-- begin RECORDS SUPPLIED --
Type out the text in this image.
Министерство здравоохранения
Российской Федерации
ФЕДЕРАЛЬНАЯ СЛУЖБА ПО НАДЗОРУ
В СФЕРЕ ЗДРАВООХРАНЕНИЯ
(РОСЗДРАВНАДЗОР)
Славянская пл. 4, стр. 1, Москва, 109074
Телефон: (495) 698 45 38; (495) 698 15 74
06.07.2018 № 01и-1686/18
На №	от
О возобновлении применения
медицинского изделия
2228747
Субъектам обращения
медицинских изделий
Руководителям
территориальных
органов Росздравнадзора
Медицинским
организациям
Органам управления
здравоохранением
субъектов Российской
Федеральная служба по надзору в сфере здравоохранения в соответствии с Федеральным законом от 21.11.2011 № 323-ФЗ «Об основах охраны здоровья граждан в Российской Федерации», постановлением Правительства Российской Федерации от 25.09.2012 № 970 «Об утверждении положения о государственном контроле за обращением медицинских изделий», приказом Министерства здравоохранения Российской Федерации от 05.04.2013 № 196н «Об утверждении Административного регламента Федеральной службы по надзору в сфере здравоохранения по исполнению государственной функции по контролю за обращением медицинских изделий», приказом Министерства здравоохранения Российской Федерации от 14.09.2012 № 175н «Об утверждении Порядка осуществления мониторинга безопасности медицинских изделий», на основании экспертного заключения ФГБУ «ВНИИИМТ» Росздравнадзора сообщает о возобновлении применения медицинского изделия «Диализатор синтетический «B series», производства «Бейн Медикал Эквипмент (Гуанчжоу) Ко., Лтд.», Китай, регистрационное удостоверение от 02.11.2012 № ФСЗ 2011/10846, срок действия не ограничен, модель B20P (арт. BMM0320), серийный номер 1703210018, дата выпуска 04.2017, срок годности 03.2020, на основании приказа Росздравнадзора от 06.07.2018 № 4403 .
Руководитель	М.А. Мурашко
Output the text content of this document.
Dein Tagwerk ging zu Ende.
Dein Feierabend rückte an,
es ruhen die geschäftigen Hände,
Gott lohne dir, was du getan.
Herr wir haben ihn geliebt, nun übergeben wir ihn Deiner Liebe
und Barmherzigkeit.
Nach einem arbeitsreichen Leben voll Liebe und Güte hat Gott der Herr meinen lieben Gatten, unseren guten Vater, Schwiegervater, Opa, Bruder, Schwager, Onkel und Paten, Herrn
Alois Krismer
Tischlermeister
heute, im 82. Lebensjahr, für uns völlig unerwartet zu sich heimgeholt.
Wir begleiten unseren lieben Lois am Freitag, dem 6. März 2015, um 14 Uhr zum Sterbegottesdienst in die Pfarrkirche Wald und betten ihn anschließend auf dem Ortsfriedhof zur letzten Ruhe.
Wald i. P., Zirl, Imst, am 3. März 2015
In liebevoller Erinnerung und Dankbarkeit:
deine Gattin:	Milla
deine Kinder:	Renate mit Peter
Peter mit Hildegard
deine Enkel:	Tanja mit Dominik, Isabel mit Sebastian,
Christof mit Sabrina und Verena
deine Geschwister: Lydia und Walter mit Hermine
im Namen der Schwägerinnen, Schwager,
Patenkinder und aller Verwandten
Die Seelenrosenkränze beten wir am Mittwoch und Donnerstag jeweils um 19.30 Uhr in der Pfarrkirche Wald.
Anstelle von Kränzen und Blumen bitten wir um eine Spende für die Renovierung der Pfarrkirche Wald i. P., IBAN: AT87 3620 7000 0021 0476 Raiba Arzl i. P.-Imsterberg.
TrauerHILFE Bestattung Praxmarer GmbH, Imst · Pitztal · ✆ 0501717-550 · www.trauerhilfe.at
-- end RECORDS SUPPLIED --
Word for word, quote the lines from the line containing "Output the text content of this document." through the end of the material, both included, and nothing else.

Output the text content of this document.
Dein Tagwerk ging zu Ende.
Dein Feierabend rückte an,
es ruhen die geschäftigen Hände,
Gott lohne dir, was du getan.
Herr wir haben ihn geliebt, nun übergeben wir ihn Deiner Liebe
und Barmherzigkeit.
Nach einem arbeitsreichen Leben voll Liebe und Güte hat Gott der Herr meinen lieben Gatten, unseren guten Vater, Schwiegervater, Opa, Bruder, Schwager, Onkel und Paten, Herrn
Alois Krismer
Tischlermeister
heute, im 82. Lebensjahr, für uns völlig unerwartet zu sich heimgeholt.
Wir begleiten unseren lieben Lois am Freitag, dem 6. März 2015, um 14 Uhr zum Sterbegottesdienst in die Pfarrkirche Wald und betten ihn anschließend auf dem Ortsfriedhof zur letzten Ruhe.
Wald i. P., Zirl, Imst, am 3. März 2015
In liebevoller Erinnerung und Dankbarkeit:
deine Gattin:	Milla
deine Kinder:	Renate mit Peter
Peter mit Hildegard
deine Enkel:	Tanja mit Dominik, Isabel mit Sebastian,
Christof mit Sabrina und Verena
deine Geschwister: Lydia und Walter mit Hermine
im Namen der Schwägerinnen, Schwager,
Patenkinder und aller Verwandten
Die Seelenrosenkränze beten wir am Mittwoch und Donnerstag jeweils um 19.30 Uhr in der Pfarrkirche Wald.
Anstelle von Kränzen und Blumen bitten wir um eine Spende für die Renovierung der Pfarrkirche Wald i. P., IBAN: AT87 3620 7000 0021 0476 Raiba Arzl i. P.-Imsterberg.
TrauerHILFE Bestattung Praxmarer GmbH, Imst · Pitztal · ✆ 0501717-550 · www.trauerhilfe.at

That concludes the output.